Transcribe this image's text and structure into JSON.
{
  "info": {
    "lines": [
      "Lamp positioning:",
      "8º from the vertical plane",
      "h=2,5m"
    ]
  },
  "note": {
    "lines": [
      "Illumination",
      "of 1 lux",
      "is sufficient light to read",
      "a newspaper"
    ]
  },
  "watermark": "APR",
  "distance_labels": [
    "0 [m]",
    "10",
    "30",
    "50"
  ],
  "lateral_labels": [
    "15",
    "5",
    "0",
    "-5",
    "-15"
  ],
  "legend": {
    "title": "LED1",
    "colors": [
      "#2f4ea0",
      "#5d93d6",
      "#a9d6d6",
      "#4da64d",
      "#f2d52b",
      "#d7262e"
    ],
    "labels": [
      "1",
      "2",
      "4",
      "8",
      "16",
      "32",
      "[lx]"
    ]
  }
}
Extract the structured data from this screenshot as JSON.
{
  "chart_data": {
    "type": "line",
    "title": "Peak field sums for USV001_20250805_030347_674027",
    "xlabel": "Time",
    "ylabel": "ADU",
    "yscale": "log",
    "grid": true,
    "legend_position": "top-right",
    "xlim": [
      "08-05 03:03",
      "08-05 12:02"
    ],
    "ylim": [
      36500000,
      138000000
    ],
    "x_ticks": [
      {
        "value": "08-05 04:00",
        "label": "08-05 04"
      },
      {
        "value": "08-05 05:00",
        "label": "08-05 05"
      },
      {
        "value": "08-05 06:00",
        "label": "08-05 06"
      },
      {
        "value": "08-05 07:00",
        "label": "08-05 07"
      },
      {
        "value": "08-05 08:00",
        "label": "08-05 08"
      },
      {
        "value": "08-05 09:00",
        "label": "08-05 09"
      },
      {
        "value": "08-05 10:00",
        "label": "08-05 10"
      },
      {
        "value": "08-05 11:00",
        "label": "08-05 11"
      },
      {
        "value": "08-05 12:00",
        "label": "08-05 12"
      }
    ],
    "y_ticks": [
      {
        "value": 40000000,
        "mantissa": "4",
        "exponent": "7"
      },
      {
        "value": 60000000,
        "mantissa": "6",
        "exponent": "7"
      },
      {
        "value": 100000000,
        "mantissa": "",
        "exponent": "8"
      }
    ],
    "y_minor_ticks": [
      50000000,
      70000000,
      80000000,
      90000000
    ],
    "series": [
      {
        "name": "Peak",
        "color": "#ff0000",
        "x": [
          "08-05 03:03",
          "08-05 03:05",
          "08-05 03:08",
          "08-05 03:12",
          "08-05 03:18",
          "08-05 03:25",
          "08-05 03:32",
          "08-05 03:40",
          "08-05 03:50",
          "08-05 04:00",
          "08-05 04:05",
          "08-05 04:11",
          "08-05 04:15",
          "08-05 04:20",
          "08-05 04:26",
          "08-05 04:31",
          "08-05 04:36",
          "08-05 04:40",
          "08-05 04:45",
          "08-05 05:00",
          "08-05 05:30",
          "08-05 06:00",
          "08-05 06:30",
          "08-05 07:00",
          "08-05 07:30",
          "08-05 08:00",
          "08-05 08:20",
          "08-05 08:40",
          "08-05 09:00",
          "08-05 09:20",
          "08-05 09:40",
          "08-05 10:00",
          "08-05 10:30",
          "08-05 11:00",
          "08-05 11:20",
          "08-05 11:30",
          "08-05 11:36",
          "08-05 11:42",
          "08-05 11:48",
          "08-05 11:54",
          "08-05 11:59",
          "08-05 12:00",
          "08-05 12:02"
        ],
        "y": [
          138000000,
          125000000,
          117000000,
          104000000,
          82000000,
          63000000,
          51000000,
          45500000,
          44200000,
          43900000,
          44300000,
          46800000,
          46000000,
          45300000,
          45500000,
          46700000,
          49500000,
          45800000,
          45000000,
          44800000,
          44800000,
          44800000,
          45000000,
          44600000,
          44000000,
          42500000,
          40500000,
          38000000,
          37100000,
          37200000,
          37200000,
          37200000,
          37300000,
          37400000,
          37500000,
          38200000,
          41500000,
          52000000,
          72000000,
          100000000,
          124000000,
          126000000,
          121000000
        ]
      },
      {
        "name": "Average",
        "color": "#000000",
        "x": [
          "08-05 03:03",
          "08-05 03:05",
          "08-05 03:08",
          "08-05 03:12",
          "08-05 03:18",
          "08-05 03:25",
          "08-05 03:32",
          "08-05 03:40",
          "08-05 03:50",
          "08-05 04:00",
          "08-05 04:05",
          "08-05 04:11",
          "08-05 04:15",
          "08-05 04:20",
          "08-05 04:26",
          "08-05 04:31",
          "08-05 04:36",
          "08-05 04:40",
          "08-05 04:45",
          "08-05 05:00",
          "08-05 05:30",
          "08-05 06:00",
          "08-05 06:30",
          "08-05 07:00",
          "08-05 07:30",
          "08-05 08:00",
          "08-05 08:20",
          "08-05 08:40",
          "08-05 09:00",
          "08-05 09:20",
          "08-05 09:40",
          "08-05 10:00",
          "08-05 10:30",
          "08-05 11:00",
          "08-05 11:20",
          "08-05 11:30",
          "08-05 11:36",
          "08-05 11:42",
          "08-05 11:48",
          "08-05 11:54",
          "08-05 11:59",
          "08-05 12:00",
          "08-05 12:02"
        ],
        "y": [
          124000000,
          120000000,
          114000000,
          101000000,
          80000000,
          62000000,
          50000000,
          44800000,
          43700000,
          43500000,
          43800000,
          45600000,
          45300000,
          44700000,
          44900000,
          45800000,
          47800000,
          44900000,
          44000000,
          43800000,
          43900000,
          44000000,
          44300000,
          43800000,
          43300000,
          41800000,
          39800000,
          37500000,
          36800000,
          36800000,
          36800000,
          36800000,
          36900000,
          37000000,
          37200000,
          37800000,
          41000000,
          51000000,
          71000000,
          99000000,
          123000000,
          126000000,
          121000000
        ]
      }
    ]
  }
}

# # # #

Short problem:
Please quote the records above exactly, without skipping a line.

Full output:
Transcribe this image's text and structure into JSON.
{
  "info": {
    "lines": [
      "Lamp positioning:",
      "8º from the vertical plane",
      "h=2,5m"
    ]
  },
  "note": {
    "lines": [
      "Illumination",
      "of 1 lux",
      "is sufficient light to read",
      "a newspaper"
    ]
  },
  "watermark": "APR",
  "distance_labels": [
    "0 [m]",
    "10",
    "30",
    "50"
  ],
  "lateral_labels": [
    "15",
    "5",
    "0",
    "-5",
    "-15"
  ],
  "legend": {
    "title": "LED1",
    "colors": [
      "#2f4ea0",
      "#5d93d6",
      "#a9d6d6",
      "#4da64d",
      "#f2d52b",
      "#d7262e"
    ],
    "labels": [
      "1",
      "2",
      "4",
      "8",
      "16",
      "32",
      "[lx]"
    ]
  }
}
Extract the structured data from this screenshot as JSON.
{
  "chart_data": {
    "type": "line",
    "title": "Peak field sums for USV001_20250805_030347_674027",
    "xlabel": "Time",
    "ylabel": "ADU",
    "yscale": "log",
    "grid": true,
    "legend_position": "top-right",
    "xlim": [
      "08-05 03:03",
      "08-05 12:02"
    ],
    "ylim": [
      36500000,
      138000000
    ],
    "x_ticks": [
      {
        "value": "08-05 04:00",
        "label": "08-05 04"
      },
      {
        "value": "08-05 05:00",
        "label": "08-05 05"
      },
      {
        "value": "08-05 06:00",
        "label": "08-05 06"
      },
      {
        "value": "08-05 07:00",
        "label": "08-05 07"
      },
      {
        "value": "08-05 08:00",
        "label": "08-05 08"
      },
      {
        "value": "08-05 09:00",
        "label": "08-05 09"
      },
      {
        "value": "08-05 10:00",
        "label": "08-05 10"
      },
      {
        "value": "08-05 11:00",
        "label": "08-05 11"
      },
      {
        "value": "08-05 12:00",
        "label": "08-05 12"
      }
    ],
    "y_ticks": [
      {
        "value": 40000000,
        "mantissa": "4",
        "exponent": "7"
      },
      {
        "value": 60000000,
        "mantissa": "6",
        "exponent": "7"
      },
      {
        "value": 100000000,
        "mantissa": "",
        "exponent": "8"
      }
    ],
    "y_minor_ticks": [
      50000000,
      70000000,
      80000000,
      90000000
    ],
    "series": [
      {
        "name": "Peak",
        "color": "#ff0000",
        "x": [
          "08-05 03:03",
          "08-05 03:05",
          "08-05 03:08",
          "08-05 03:12",
          "08-05 03:18",
          "08-05 03:25",
          "08-05 03:32",
          "08-05 03:40",
          "08-05 03:50",
          "08-05 04:00",
          "08-05 04:05",
          "08-05 04:11",
          "08-05 04:15",
          "08-05 04:20",
          "08-05 04:26",
          "08-05 04:31",
          "08-05 04:36",
          "08-05 04:40",
          "08-05 04:45",
          "08-05 05:00",
          "08-05 05:30",
          "08-05 06:00",
          "08-05 06:30",
          "08-05 07:00",
          "08-05 07:30",
          "08-05 08:00",
          "08-05 08:20",
          "08-05 08:40",
          "08-05 09:00",
          "08-05 09:20",
          "08-05 09:40",
          "08-05 10:00",
          "08-05 10:30",
          "08-05 11:00",
          "08-05 11:20",
          "08-05 11:30",
          "08-05 11:36",
          "08-05 11:42",
          "08-05 11:48",
          "08-05 11:54",
          "08-05 11:59",
          "08-05 12:00",
          "08-05 12:02"
        ],
        "y": [
          138000000,
          125000000,
          117000000,
          104000000,
          82000000,
          63000000,
          51000000,
          45500000,
          44200000,
          43900000,
          44300000,
          46800000,
          46000000,
          45300000,
          45500000,
          46700000,
          49500000,
          45800000,
          45000000,
          44800000,
          44800000,
          44800000,
          45000000,
          44600000,
          44000000,
          42500000,
          40500000,
          38000000,
          37100000,
          37200000,
          37200000,
          37200000,
          37300000,
          37400000,
          37500000,
          38200000,
          41500000,
          52000000,
          72000000,
          100000000,
          124000000,
          126000000,
          121000000
        ]
      },
      {
        "name": "Average",
        "color": "#000000",
        "x": [
          "08-05 03:03",
          "08-05 03:05",
          "08-05 03:08",
          "08-05 03:12",
          "08-05 03:18",
          "08-05 03:25",
          "08-05 03:32",
          "08-05 03:40",
          "08-05 03:50",
          "08-05 04:00",
          "08-05 04:05",
          "08-05 04:11",
          "08-05 04:15",
          "08-05 04:20",
          "08-05 04:26",
          "08-05 04:31",
          "08-05 04:36",
          "08-05 04:40",
          "08-05 04:45",
          "08-05 05:00",
          "08-05 05:30",
          "08-05 06:00",
          "08-05 06:30",
          "08-05 07:00",
          "08-05 07:30",
          "08-05 08:00",
          "08-05 08:20",
          "08-05 08:40",
          "08-05 09:00",
          "08-05 09:20",
          "08-05 09:40",
          "08-05 10:00",
          "08-05 10:30",
          "08-05 11:00",
          "08-05 11:20",
          "08-05 11:30",
          "08-05 11:36",
          "08-05 11:42",
          "08-05 11:48",
          "08-05 11:54",
          "08-05 11:59",
          "08-05 12:00",
          "08-05 12:02"
        ],
        "y": [
          124000000,
          120000000,
          114000000,
          101000000,
          80000000,
          62000000,
          50000000,
          44800000,
          43700000,
          43500000,
          43800000,
          45600000,
          45300000,
          44700000,
          44900000,
          45800000,
          47800000,
          44900000,
          44000000,
          43800000,
          43900000,
          44000000,
          44300000,
          43800000,
          43300000,
          41800000,
          39800000,
          37500000,
          36800000,
          36800000,
          36800000,
          36800000,
          36900000,
          37000000,
          37200000,
          37800000,
          41000000,
          51000000,
          71000000,
          99000000,
          123000000,
          126000000,
          121000000
        ]
      }
    ]
  }
}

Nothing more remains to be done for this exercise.